Extracted material:
-- -- --

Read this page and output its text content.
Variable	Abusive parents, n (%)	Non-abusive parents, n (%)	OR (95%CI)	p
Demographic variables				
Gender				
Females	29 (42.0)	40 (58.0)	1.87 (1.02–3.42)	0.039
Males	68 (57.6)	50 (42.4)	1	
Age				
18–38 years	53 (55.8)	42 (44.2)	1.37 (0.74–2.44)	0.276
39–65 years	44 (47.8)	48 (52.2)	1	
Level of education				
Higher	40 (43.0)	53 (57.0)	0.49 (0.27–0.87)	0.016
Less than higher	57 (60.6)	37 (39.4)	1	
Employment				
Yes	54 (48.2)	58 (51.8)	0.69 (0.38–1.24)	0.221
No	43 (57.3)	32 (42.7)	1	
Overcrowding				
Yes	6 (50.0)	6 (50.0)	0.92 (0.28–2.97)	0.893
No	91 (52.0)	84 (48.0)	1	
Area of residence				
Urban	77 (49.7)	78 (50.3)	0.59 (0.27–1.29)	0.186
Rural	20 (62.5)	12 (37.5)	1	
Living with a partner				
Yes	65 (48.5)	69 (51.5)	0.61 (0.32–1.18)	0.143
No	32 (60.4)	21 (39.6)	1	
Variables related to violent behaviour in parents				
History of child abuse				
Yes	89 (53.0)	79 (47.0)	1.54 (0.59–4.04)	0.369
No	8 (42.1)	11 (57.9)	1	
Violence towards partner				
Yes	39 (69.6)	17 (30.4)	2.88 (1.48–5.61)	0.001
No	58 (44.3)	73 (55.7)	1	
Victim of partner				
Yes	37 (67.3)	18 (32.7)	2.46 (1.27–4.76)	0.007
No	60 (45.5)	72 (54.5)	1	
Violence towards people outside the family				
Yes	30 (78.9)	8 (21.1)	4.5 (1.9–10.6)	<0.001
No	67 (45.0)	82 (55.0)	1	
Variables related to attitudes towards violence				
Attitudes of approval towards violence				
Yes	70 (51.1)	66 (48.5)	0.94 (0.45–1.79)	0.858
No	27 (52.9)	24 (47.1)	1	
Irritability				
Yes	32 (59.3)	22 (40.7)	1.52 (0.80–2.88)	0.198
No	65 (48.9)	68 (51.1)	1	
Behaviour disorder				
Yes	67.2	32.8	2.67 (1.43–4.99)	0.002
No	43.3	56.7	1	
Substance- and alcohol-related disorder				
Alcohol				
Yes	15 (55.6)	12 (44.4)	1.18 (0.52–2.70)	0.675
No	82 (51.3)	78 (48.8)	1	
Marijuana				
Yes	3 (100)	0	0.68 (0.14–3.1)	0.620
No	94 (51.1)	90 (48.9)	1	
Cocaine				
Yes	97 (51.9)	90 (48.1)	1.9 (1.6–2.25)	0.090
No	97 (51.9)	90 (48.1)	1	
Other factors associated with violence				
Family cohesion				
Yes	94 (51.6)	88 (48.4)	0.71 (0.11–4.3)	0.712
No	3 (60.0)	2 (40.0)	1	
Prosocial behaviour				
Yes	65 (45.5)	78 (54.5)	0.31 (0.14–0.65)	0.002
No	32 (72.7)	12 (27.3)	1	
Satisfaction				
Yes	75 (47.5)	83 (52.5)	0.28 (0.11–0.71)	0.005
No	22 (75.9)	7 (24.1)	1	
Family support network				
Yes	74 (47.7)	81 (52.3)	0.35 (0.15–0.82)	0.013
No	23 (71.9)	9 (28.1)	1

-- -- --

Required task: Your task is to transcribe the material exactly.

The result:
Read this page and output its text content.
Variable	Abusive parents, n (%)	Non-abusive parents, n (%)	OR (95%CI)	p
Demographic variables				
Gender				
Females	29 (42.0)	40 (58.0)	1.87 (1.02–3.42)	0.039
Males	68 (57.6)	50 (42.4)	1	
Age				
18–38 years	53 (55.8)	42 (44.2)	1.37 (0.74–2.44)	0.276
39–65 years	44 (47.8)	48 (52.2)	1	
Level of education				
Higher	40 (43.0)	53 (57.0)	0.49 (0.27–0.87)	0.016
Less than higher	57 (60.6)	37 (39.4)	1	
Employment				
Yes	54 (48.2)	58 (51.8)	0.69 (0.38–1.24)	0.221
No	43 (57.3)	32 (42.7)	1	
Overcrowding				
Yes	6 (50.0)	6 (50.0)	0.92 (0.28–2.97)	0.893
No	91 (52.0)	84 (48.0)	1	
Area of residence				
Urban	77 (49.7)	78 (50.3)	0.59 (0.27–1.29)	0.186
Rural	20 (62.5)	12 (37.5)	1	
Living with a partner				
Yes	65 (48.5)	69 (51.5)	0.61 (0.32–1.18)	0.143
No	32 (60.4)	21 (39.6)	1	
Variables related to violent behaviour in parents				
History of child abuse				
Yes	89 (53.0)	79 (47.0)	1.54 (0.59–4.04)	0.369
No	8 (42.1)	11 (57.9)	1	
Violence towards partner				
Yes	39 (69.6)	17 (30.4)	2.88 (1.48–5.61)	0.001
No	58 (44.3)	73 (55.7)	1	
Victim of partner				
Yes	37 (67.3)	18 (32.7)	2.46 (1.27–4.76)	0.007
No	60 (45.5)	72 (54.5)	1	
Violence towards people outside the family				
Yes	30 (78.9)	8 (21.1)	4.5 (1.9–10.6)	<0.001
No	67 (45.0)	82 (55.0)	1	
Variables related to attitudes towards violence				
Attitudes of approval towards violence				
Yes	70 (51.1)	66 (48.5)	0.94 (0.45–1.79)	0.858
No	27 (52.9)	24 (47.1)	1	
Irritability				
Yes	32 (59.3)	22 (40.7)	1.52 (0.80–2.88)	0.198
No	65 (48.9)	68 (51.1)	1	
Behaviour disorder				
Yes	67.2	32.8	2.67 (1.43–4.99)	0.002
No	43.3	56.7	1	
Substance- and alcohol-related disorder				
Alcohol				
Yes	15 (55.6)	12 (44.4)	1.18 (0.52–2.70)	0.675
No	82 (51.3)	78 (48.8)	1	
Marijuana				
Yes	3 (100)	0	0.68 (0.14–3.1)	0.620
No	94 (51.1)	90 (48.9)	1	
Cocaine				
Yes	97 (51.9)	90 (48.1)	1.9 (1.6–2.25)	0.090
No	97 (51.9)	90 (48.1)	1	
Other factors associated with violence				
Family cohesion				
Yes	94 (51.6)	88 (48.4)	0.71 (0.11–4.3)	0.712
No	3 (60.0)	2 (40.0)	1	
Prosocial behaviour				
Yes	65 (45.5)	78 (54.5)	0.31 (0.14–0.65)	0.002
No	32 (72.7)	12 (27.3)	1	
Satisfaction				
Yes	75 (47.5)	83 (52.5)	0.28 (0.11–0.71)	0.005
No	22 (75.9)	7 (24.1)	1	
Family support network				
Yes	74 (47.7)	81 (52.3)	0.35 (0.15–0.82)	0.013
No	23 (71.9)	9 (28.1)	1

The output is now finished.